**What to produce**: Every record below is to be retyped exactly.

Collected data entries
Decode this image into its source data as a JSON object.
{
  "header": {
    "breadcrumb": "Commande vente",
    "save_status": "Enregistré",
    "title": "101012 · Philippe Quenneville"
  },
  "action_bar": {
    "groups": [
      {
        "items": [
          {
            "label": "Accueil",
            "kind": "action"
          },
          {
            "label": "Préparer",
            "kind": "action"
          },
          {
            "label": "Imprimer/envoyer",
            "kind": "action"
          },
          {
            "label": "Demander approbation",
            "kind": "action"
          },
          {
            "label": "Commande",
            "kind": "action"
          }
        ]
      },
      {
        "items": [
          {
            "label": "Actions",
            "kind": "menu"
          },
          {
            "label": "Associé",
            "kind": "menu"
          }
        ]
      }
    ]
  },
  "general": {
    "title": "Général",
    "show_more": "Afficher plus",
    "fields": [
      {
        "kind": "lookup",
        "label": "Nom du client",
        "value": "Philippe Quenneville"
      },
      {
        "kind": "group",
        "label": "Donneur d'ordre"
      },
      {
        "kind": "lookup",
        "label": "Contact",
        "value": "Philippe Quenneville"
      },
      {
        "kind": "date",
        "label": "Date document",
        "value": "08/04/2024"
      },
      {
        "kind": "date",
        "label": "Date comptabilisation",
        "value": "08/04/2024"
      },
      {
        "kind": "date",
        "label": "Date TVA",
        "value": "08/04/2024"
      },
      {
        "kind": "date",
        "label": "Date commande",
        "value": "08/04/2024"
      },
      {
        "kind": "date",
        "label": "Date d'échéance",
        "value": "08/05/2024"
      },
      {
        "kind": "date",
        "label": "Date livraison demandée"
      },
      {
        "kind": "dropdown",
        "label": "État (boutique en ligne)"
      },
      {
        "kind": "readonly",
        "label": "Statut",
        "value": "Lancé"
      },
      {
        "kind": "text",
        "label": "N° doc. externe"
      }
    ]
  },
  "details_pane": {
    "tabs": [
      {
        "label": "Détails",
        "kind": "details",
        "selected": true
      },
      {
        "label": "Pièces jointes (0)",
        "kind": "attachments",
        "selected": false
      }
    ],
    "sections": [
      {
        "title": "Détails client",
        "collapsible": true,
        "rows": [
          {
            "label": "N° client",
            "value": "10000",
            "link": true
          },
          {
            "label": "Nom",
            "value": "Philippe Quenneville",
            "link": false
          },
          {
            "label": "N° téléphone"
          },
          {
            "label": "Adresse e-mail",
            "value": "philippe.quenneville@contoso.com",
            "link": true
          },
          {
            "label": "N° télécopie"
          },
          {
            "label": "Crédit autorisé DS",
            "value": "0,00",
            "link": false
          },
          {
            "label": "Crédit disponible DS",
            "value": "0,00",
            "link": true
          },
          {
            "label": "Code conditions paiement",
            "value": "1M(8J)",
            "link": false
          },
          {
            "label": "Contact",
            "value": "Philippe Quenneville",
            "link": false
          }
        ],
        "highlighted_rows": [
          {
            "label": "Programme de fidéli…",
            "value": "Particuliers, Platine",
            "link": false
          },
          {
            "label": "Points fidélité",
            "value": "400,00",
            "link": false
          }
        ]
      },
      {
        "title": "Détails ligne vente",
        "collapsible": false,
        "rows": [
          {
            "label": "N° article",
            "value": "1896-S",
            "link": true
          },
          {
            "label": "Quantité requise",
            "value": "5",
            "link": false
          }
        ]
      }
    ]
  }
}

**Problem solution**:
Decode this image into its source data as a JSON object.
{
  "header": {
    "breadcrumb": "Commande vente",
    "save_status": "Enregistré",
    "title": "101012 · Philippe Quenneville"
  },
  "action_bar": {
    "groups": [
      {
        "items": [
          {
            "label": "Accueil",
            "kind": "action"
          },
          {
            "label": "Préparer",
            "kind": "action"
          },
          {
            "label": "Imprimer/envoyer",
            "kind": "action"
          },
          {
            "label": "Demander approbation",
            "kind": "action"
          },
          {
            "label": "Commande",
            "kind": "action"
          }
        ]
      },
      {
        "items": [
          {
            "label": "Actions",
            "kind": "menu"
          },
          {
            "label": "Associé",
            "kind": "menu"
          }
        ]
      }
    ]
  },
  "general": {
    "title": "Général",
    "show_more": "Afficher plus",
    "fields": [
      {
        "kind": "lookup",
        "label": "Nom du client",
        "value": "Philippe Quenneville"
      },
      {
        "kind": "group",
        "label": "Donneur d'ordre"
      },
      {
        "kind": "lookup",
        "label": "Contact",
        "value": "Philippe Quenneville"
      },
      {
        "kind": "date",
        "label": "Date document",
        "value": "08/04/2024"
      },
      {
        "kind": "date",
        "label": "Date comptabilisation",
        "value": "08/04/2024"
      },
      {
        "kind": "date",
        "label": "Date TVA",
        "value": "08/04/2024"
      },
      {
        "kind": "date",
        "label": "Date commande",
        "value": "08/04/2024"
      },
      {
        "kind": "date",
        "label": "Date d'échéance",
        "value": "08/05/2024"
      },
      {
        "kind": "date",
        "label": "Date livraison demandée"
      },
      {
        "kind": "dropdown",
        "label": "État (boutique en ligne)"
      },
      {
        "kind": "readonly",
        "label": "Statut",
        "value": "Lancé"
      },
      {
        "kind": "text",
        "label": "N° doc. externe"
      }
    ]
  },
  "details_pane": {
    "tabs": [
      {
        "label": "Détails",
        "kind": "details",
        "selected": true
      },
      {
        "label": "Pièces jointes (0)",
        "kind": "attachments",
        "selected": false
      }
    ],
    "sections": [
      {
        "title": "Détails client",
        "collapsible": true,
        "rows": [
          {
            "label": "N° client",
            "value": "10000",
            "link": true
          },
          {
            "label": "Nom",
            "value": "Philippe Quenneville",
            "link": false
          },
          {
            "label": "N° téléphone"
          },
          {
            "label": "Adresse e-mail",
            "value": "philippe.quenneville@contoso.com",
            "link": true
          },
          {
            "label": "N° télécopie"
          },
          {
            "label": "Crédit autorisé DS",
            "value": "0,00",
            "link": false
          },
          {
            "label": "Crédit disponible DS",
            "value": "0,00",
            "link": true
          },
          {
            "label": "Code conditions paiement",
            "value": "1M(8J)",
            "link": false
          },
          {
            "label": "Contact",
            "value": "Philippe Quenneville",
            "link": false
          }
        ],
        "highlighted_rows": [
          {
            "label": "Programme de fidéli…",
            "value": "Particuliers, Platine",
            "link": false
          },
          {
            "label": "Points fidélité",
            "value": "400,00",
            "link": false
          }
        ]
      },
      {
        "title": "Détails ligne vente",
        "collapsible": false,
        "rows": [
          {
            "label": "N° article",
            "value": "1896-S",
            "link": true
          },
          {
            "label": "Quantité requise",
            "value": "5",
            "link": false
          }
        ]
      }
    ]
  }
}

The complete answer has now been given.